* begin Document extract *

Why audit trails matter for Cursor

Without an immutable record, a single erroneous prompt can silently create, modify, or delete resources, leaving no evidence of who caused the change. Auditing each request provides traceability, supports post‑incident forensics, and demonstrates compliance with governance policies that require visibility into AI‑driven actions.

Common mistakes to avoid

Giving the AI agent direct access to a long‑lived service‑account key. This defeats any downstream audit because the agent can bypass the gateway entirely.
Relying on logs generated by the target service. Those logs are written after the fact and can be altered by the same identity that performed the action.
Deploying the gateway outside the network segment that hosts the GCP resources. If traffic does not flow through hoop.dev, enforcement rules never see the request.
Neglecting just‑in‑time approval policies for high‑impact actions. Without an approval step, a single errant prompt can create or delete critical infrastructure.

High‑level implementation steps

Deploy the hoop.dev gateway in the same VPC or network where your GCP services reside. The quick‑start guide walks you through a Docker Compose deployment that includes OIDC authentication out of the box.
Register the Cursor connection in hoop.dev, specifying the target GCP API endpoint and the service‑account credential that the gateway will use.
Configure identity federation so that the Cursor agent receives an OIDC token from your corporate IdP. hoop.dev will validate this token on each request.

* end Document extract *

* [Aim]:
Answer these from the text on audit trails for Cursor:
(a) Why are logs generated by the target service a poor basis for auditing?
(b) Where should the hoop.dev gateway be deployed?
(c) What does hoop.dev validate on each request?

* begin Stored data *

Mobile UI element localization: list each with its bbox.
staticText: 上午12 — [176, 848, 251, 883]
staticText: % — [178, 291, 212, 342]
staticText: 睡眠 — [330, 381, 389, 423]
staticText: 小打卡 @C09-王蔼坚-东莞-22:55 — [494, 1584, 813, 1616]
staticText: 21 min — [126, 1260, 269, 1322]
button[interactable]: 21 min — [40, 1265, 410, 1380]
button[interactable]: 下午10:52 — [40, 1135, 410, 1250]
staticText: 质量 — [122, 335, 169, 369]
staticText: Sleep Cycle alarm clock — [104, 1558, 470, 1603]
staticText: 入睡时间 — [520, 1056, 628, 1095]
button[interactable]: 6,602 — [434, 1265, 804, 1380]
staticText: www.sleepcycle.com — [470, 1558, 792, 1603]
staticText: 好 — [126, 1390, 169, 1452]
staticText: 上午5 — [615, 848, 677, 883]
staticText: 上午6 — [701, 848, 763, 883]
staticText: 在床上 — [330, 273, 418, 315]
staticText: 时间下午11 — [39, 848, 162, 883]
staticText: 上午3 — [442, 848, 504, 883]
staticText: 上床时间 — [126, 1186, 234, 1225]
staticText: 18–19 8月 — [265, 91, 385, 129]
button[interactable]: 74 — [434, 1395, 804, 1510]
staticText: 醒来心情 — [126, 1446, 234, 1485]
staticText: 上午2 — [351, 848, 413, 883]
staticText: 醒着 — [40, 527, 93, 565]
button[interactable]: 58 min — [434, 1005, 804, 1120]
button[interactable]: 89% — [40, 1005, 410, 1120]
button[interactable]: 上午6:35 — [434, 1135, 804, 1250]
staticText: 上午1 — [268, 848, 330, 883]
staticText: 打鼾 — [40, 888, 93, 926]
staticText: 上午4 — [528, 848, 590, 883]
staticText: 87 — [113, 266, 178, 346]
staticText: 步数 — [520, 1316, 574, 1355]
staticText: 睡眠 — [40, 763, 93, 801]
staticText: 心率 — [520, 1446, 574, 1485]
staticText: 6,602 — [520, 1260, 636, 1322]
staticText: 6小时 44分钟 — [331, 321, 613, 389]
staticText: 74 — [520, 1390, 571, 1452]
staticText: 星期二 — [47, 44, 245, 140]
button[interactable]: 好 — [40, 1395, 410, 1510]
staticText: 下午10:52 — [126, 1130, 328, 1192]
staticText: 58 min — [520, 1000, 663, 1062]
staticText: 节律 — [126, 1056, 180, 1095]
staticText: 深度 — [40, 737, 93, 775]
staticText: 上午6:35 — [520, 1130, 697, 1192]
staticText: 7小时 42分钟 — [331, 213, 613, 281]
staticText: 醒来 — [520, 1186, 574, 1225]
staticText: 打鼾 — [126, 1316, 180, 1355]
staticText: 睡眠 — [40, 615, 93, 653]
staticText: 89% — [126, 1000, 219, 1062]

* end Stored data *

* [Written response]:
(a) They are written after the fact and can be altered by the same identity that performed the action.
(b) In the same VPC or network where the GCP services reside.
(c) The OIDC token that the Cursor agent receives from the corporate IdP.